[Collected data]
☆ ☆ ☆ ☆

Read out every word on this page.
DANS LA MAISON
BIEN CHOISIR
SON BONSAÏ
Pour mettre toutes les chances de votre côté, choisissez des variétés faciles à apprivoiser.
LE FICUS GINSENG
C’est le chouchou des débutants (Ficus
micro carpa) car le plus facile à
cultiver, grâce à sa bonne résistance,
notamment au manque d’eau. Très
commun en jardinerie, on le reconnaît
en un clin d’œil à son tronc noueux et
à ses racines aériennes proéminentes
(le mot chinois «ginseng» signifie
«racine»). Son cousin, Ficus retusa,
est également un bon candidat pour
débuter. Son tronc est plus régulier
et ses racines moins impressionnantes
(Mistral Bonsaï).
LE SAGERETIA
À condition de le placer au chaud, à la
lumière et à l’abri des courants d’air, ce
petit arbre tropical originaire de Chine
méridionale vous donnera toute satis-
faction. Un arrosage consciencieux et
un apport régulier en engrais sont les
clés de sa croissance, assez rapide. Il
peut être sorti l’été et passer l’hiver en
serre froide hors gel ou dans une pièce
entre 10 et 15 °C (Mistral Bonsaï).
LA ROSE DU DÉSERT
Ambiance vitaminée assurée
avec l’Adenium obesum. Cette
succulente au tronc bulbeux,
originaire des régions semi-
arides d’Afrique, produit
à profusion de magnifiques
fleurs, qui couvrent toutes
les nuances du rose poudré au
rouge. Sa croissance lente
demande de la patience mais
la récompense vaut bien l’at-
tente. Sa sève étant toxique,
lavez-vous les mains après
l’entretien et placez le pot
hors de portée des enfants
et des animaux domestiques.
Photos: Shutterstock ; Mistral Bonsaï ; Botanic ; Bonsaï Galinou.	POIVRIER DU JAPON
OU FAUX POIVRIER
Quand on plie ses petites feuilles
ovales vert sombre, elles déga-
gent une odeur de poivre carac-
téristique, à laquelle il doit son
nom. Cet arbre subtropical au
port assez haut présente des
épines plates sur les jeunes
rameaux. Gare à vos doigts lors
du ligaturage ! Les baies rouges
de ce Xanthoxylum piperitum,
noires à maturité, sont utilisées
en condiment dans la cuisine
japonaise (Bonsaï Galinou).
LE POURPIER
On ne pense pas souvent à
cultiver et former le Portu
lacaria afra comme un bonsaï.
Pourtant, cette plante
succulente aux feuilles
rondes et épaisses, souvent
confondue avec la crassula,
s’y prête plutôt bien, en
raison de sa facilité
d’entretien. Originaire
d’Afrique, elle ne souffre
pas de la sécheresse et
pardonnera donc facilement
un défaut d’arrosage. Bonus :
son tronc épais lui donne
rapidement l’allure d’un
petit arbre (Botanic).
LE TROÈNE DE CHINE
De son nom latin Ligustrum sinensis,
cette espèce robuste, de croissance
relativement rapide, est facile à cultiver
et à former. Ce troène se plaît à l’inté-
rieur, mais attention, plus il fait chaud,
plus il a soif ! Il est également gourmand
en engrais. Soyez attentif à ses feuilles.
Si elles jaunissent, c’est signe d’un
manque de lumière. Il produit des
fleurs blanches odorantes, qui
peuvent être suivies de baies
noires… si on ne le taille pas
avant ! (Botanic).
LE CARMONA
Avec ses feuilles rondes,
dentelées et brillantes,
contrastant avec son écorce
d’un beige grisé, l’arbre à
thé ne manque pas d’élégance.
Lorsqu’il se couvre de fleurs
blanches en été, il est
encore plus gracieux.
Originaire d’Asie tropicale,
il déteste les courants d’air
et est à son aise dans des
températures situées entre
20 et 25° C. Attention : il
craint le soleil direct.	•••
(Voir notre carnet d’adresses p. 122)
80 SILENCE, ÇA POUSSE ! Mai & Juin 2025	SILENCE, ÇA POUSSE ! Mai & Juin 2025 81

☆ ☆ ☆ ☆

● What is needed: Send back each record exactly as it stands.

● Answer for this exercise:
Read out every word on this page.
DANS LA MAISON
BIEN CHOISIR
SON BONSAÏ
Pour mettre toutes les chances de votre côté, choisissez des variétés faciles à apprivoiser.
LE FICUS GINSENG
C’est le chouchou des débutants (Ficus
micro carpa) car le plus facile à
cultiver, grâce à sa bonne résistance,
notamment au manque d’eau. Très
commun en jardinerie, on le reconnaît
en un clin d’œil à son tronc noueux et
à ses racines aériennes proéminentes
(le mot chinois «ginseng» signifie
«racine»). Son cousin, Ficus retusa,
est également un bon candidat pour
débuter. Son tronc est plus régulier
et ses racines moins impressionnantes
(Mistral Bonsaï).
LE SAGERETIA
À condition de le placer au chaud, à la
lumière et à l’abri des courants d’air, ce
petit arbre tropical originaire de Chine
méridionale vous donnera toute satis-
faction. Un arrosage consciencieux et
un apport régulier en engrais sont les
clés de sa croissance, assez rapide. Il
peut être sorti l’été et passer l’hiver en
serre froide hors gel ou dans une pièce
entre 10 et 15 °C (Mistral Bonsaï).
LA ROSE DU DÉSERT
Ambiance vitaminée assurée
avec l’Adenium obesum. Cette
succulente au tronc bulbeux,
originaire des régions semi-
arides d’Afrique, produit
à profusion de magnifiques
fleurs, qui couvrent toutes
les nuances du rose poudré au
rouge. Sa croissance lente
demande de la patience mais
la récompense vaut bien l’at-
tente. Sa sève étant toxique,
lavez-vous les mains après
l’entretien et placez le pot
hors de portée des enfants
et des animaux domestiques.
Photos: Shutterstock ; Mistral Bonsaï ; Botanic ; Bonsaï Galinou.	POIVRIER DU JAPON
OU FAUX POIVRIER
Quand on plie ses petites feuilles
ovales vert sombre, elles déga-
gent une odeur de poivre carac-
téristique, à laquelle il doit son
nom. Cet arbre subtropical au
port assez haut présente des
épines plates sur les jeunes
rameaux. Gare à vos doigts lors
du ligaturage ! Les baies rouges
de ce Xanthoxylum piperitum,
noires à maturité, sont utilisées
en condiment dans la cuisine
japonaise (Bonsaï Galinou).
LE POURPIER
On ne pense pas souvent à
cultiver et former le Portu
lacaria afra comme un bonsaï.
Pourtant, cette plante
succulente aux feuilles
rondes et épaisses, souvent
confondue avec la crassula,
s’y prête plutôt bien, en
raison de sa facilité
d’entretien. Originaire
d’Afrique, elle ne souffre
pas de la sécheresse et
pardonnera donc facilement
un défaut d’arrosage. Bonus :
son tronc épais lui donne
rapidement l’allure d’un
petit arbre (Botanic).
LE TROÈNE DE CHINE
De son nom latin Ligustrum sinensis,
cette espèce robuste, de croissance
relativement rapide, est facile à cultiver
et à former. Ce troène se plaît à l’inté-
rieur, mais attention, plus il fait chaud,
plus il a soif ! Il est également gourmand
en engrais. Soyez attentif à ses feuilles.
Si elles jaunissent, c’est signe d’un
manque de lumière. Il produit des
fleurs blanches odorantes, qui
peuvent être suivies de baies
noires… si on ne le taille pas
avant ! (Botanic).
LE CARMONA
Avec ses feuilles rondes,
dentelées et brillantes,
contrastant avec son écorce
d’un beige grisé, l’arbre à
thé ne manque pas d’élégance.
Lorsqu’il se couvre de fleurs
blanches en été, il est
encore plus gracieux.
Originaire d’Asie tropicale,
il déteste les courants d’air
et est à son aise dans des
températures situées entre
20 et 25° C. Attention : il
craint le soleil direct.	•••
(Voir notre carnet d’adresses p. 122)
80 SILENCE, ÇA POUSSE ! Mai & Juin 2025	SILENCE, ÇA POUSSE ! Mai & Juin 2025 81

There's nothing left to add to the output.